=== Supplied entries ===

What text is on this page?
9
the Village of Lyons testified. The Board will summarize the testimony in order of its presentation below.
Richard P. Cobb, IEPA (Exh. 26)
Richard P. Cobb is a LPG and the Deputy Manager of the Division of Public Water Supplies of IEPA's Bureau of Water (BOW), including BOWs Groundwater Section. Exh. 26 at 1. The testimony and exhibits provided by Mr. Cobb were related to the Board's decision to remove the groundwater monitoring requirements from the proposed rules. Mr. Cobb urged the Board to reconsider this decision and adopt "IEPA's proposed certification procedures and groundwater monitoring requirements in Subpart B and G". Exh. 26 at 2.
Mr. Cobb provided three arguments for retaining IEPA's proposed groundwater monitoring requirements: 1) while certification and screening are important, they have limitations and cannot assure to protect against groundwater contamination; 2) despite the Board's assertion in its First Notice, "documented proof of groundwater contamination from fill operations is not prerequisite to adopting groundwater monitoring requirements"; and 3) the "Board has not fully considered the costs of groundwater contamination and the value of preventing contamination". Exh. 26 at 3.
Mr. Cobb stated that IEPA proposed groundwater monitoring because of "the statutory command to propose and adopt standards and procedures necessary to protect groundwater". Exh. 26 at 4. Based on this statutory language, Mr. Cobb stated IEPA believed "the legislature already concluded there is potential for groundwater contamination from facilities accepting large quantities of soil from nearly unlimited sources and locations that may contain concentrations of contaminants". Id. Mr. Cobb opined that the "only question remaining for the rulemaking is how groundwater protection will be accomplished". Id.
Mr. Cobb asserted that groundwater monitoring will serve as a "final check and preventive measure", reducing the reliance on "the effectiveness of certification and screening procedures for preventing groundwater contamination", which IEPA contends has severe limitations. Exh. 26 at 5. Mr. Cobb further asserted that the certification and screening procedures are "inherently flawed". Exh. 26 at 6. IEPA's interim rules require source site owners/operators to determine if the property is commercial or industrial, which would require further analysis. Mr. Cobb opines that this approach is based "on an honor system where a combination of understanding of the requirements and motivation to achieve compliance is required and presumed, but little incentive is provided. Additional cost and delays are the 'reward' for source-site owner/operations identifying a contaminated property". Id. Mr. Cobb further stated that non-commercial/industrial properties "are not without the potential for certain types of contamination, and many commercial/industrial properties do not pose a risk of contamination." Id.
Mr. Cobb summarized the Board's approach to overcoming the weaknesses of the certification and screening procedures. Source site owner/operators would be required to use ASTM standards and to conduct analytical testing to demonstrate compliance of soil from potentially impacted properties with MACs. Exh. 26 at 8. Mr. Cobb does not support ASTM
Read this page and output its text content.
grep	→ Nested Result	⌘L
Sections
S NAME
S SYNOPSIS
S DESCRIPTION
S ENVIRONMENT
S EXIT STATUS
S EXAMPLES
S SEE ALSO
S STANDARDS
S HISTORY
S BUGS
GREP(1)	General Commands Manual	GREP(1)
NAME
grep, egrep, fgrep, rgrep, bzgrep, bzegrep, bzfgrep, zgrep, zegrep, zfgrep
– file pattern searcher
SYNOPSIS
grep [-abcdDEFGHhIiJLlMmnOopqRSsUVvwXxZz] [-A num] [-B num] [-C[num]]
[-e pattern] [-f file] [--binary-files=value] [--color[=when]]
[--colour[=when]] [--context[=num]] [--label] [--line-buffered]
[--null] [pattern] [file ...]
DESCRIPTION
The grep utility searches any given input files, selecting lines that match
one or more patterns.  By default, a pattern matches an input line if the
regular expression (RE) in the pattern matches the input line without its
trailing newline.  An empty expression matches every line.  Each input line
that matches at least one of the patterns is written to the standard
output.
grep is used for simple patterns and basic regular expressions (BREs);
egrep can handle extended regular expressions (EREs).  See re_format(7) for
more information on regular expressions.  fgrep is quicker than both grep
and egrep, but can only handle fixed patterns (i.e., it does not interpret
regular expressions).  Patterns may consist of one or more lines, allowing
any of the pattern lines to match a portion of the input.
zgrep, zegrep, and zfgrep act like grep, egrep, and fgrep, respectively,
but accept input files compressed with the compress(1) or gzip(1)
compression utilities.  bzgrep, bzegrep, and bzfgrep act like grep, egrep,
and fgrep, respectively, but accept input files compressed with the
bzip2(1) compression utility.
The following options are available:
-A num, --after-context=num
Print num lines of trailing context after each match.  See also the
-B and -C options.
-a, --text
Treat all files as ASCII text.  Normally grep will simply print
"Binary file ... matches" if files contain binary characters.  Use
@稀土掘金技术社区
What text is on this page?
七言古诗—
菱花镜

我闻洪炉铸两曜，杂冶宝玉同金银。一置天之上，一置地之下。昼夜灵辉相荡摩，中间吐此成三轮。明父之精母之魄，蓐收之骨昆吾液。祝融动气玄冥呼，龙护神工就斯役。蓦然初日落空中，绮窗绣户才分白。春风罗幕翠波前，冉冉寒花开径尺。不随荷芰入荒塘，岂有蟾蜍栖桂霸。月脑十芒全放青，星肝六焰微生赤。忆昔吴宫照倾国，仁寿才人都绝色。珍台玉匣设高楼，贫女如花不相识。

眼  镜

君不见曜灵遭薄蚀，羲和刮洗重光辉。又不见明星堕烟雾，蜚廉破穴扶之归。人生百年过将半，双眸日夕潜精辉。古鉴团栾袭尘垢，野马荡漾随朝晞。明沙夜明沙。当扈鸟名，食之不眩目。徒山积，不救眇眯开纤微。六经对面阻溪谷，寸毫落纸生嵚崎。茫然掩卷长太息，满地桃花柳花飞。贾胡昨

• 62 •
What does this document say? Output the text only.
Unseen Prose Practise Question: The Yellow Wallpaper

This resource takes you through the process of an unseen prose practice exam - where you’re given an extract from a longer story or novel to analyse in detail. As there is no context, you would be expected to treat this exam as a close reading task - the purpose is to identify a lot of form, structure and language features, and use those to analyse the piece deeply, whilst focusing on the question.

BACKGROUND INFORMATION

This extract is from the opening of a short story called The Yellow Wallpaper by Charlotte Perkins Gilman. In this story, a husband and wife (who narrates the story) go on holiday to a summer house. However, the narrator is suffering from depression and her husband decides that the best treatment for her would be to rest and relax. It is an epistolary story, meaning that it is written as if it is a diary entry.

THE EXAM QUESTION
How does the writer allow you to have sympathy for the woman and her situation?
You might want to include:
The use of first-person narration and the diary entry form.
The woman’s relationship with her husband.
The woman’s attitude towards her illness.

===

* [Exercise goal]: Return all of the entries exactly as they were supplied.

* [Reply]:
What text is on this page?
9
the Village of Lyons testified. The Board will summarize the testimony in order of its presentation below.
Richard P. Cobb, IEPA (Exh. 26)
Richard P. Cobb is a LPG and the Deputy Manager of the Division of Public Water Supplies of IEPA's Bureau of Water (BOW), including BOWs Groundwater Section. Exh. 26 at 1. The testimony and exhibits provided by Mr. Cobb were related to the Board's decision to remove the groundwater monitoring requirements from the proposed rules. Mr. Cobb urged the Board to reconsider this decision and adopt "IEPA's proposed certification procedures and groundwater monitoring requirements in Subpart B and G". Exh. 26 at 2.
Mr. Cobb provided three arguments for retaining IEPA's proposed groundwater monitoring requirements: 1) while certification and screening are important, they have limitations and cannot assure to protect against groundwater contamination; 2) despite the Board's assertion in its First Notice, "documented proof of groundwater contamination from fill operations is not prerequisite to adopting groundwater monitoring requirements"; and 3) the "Board has not fully considered the costs of groundwater contamination and the value of preventing contamination". Exh. 26 at 3.
Mr. Cobb stated that IEPA proposed groundwater monitoring because of "the statutory command to propose and adopt standards and procedures necessary to protect groundwater". Exh. 26 at 4. Based on this statutory language, Mr. Cobb stated IEPA believed "the legislature already concluded there is potential for groundwater contamination from facilities accepting large quantities of soil from nearly unlimited sources and locations that may contain concentrations of contaminants". Id. Mr. Cobb opined that the "only question remaining for the rulemaking is how groundwater protection will be accomplished". Id.
Mr. Cobb asserted that groundwater monitoring will serve as a "final check and preventive measure", reducing the reliance on "the effectiveness of certification and screening procedures for preventing groundwater contamination", which IEPA contends has severe limitations. Exh. 26 at 5. Mr. Cobb further asserted that the certification and screening procedures are "inherently flawed". Exh. 26 at 6. IEPA's interim rules require source site owners/operators to determine if the property is commercial or industrial, which would require further analysis. Mr. Cobb opines that this approach is based "on an honor system where a combination of understanding of the requirements and motivation to achieve compliance is required and presumed, but little incentive is provided. Additional cost and delays are the 'reward' for source-site owner/operations identifying a contaminated property". Id. Mr. Cobb further stated that non-commercial/industrial properties "are not without the potential for certain types of contamination, and many commercial/industrial properties do not pose a risk of contamination." Id.
Mr. Cobb summarized the Board's approach to overcoming the weaknesses of the certification and screening procedures. Source site owner/operators would be required to use ASTM standards and to conduct analytical testing to demonstrate compliance of soil from potentially impacted properties with MACs. Exh. 26 at 8. Mr. Cobb does not support ASTM
Read this page and output its text content.
grep	→ Nested Result	⌘L
Sections
S NAME
S SYNOPSIS
S DESCRIPTION
S ENVIRONMENT
S EXIT STATUS
S EXAMPLES
S SEE ALSO
S STANDARDS
S HISTORY
S BUGS
GREP(1)	General Commands Manual	GREP(1)
NAME
grep, egrep, fgrep, rgrep, bzgrep, bzegrep, bzfgrep, zgrep, zegrep, zfgrep
– file pattern searcher
SYNOPSIS
grep [-abcdDEFGHhIiJLlMmnOopqRSsUVvwXxZz] [-A num] [-B num] [-C[num]]
[-e pattern] [-f file] [--binary-files=value] [--color[=when]]
[--colour[=when]] [--context[=num]] [--label] [--line-buffered]
[--null] [pattern] [file ...]
DESCRIPTION
The grep utility searches any given input files, selecting lines that match
one or more patterns.  By default, a pattern matches an input line if the
regular expression (RE) in the pattern matches the input line without its
trailing newline.  An empty expression matches every line.  Each input line
that matches at least one of the patterns is written to the standard
output.
grep is used for simple patterns and basic regular expressions (BREs);
egrep can handle extended regular expressions (EREs).  See re_format(7) for
more information on regular expressions.  fgrep is quicker than both grep
and egrep, but can only handle fixed patterns (i.e., it does not interpret
regular expressions).  Patterns may consist of one or more lines, allowing
any of the pattern lines to match a portion of the input.
zgrep, zegrep, and zfgrep act like grep, egrep, and fgrep, respectively,
but accept input files compressed with the compress(1) or gzip(1)
compression utilities.  bzgrep, bzegrep, and bzfgrep act like grep, egrep,
and fgrep, respectively, but accept input files compressed with the
bzip2(1) compression utility.
The following options are available:
-A num, --after-context=num
Print num lines of trailing context after each match.  See also the
-B and -C options.
-a, --text
Treat all files as ASCII text.  Normally grep will simply print
"Binary file ... matches" if files contain binary characters.  Use
@稀土掘金技术社区
What text is on this page?
七言古诗—
菱花镜

我闻洪炉铸两曜，杂冶宝玉同金银。一置天之上，一置地之下。昼夜灵辉相荡摩，中间吐此成三轮。明父之精母之魄，蓐收之骨昆吾液。祝融动气玄冥呼，龙护神工就斯役。蓦然初日落空中，绮窗绣户才分白。春风罗幕翠波前，冉冉寒花开径尺。不随荷芰入荒塘，岂有蟾蜍栖桂霸。月脑十芒全放青，星肝六焰微生赤。忆昔吴宫照倾国，仁寿才人都绝色。珍台玉匣设高楼，贫女如花不相识。

眼  镜

君不见曜灵遭薄蚀，羲和刮洗重光辉。又不见明星堕烟雾，蜚廉破穴扶之归。人生百年过将半，双眸日夕潜精辉。古鉴团栾袭尘垢，野马荡漾随朝晞。明沙夜明沙。当扈鸟名，食之不眩目。徒山积，不救眇眯开纤微。六经对面阻溪谷，寸毫落纸生嵚崎。茫然掩卷长太息，满地桃花柳花飞。贾胡昨

• 62 •
What does this document say? Output the text only.
Unseen Prose Practise Question: The Yellow Wallpaper

This resource takes you through the process of an unseen prose practice exam - where you’re given an extract from a longer story or novel to analyse in detail. As there is no context, you would be expected to treat this exam as a close reading task - the purpose is to identify a lot of form, structure and language features, and use those to analyse the piece deeply, whilst focusing on the question.

BACKGROUND INFORMATION

This extract is from the opening of a short story called The Yellow Wallpaper by Charlotte Perkins Gilman. In this story, a husband and wife (who narrates the story) go on holiday to a summer house. However, the narrator is suffering from depression and her husband decides that the best treatment for her would be to rest and relax. It is an epistolary story, meaning that it is written as if it is a diary entry.

THE EXAM QUESTION
How does the writer allow you to have sympathy for the woman and her situation?
You might want to include:
The use of first-person narration and the diary entry form.
The woman’s relationship with her husband.
The woman’s attitude towards her illness.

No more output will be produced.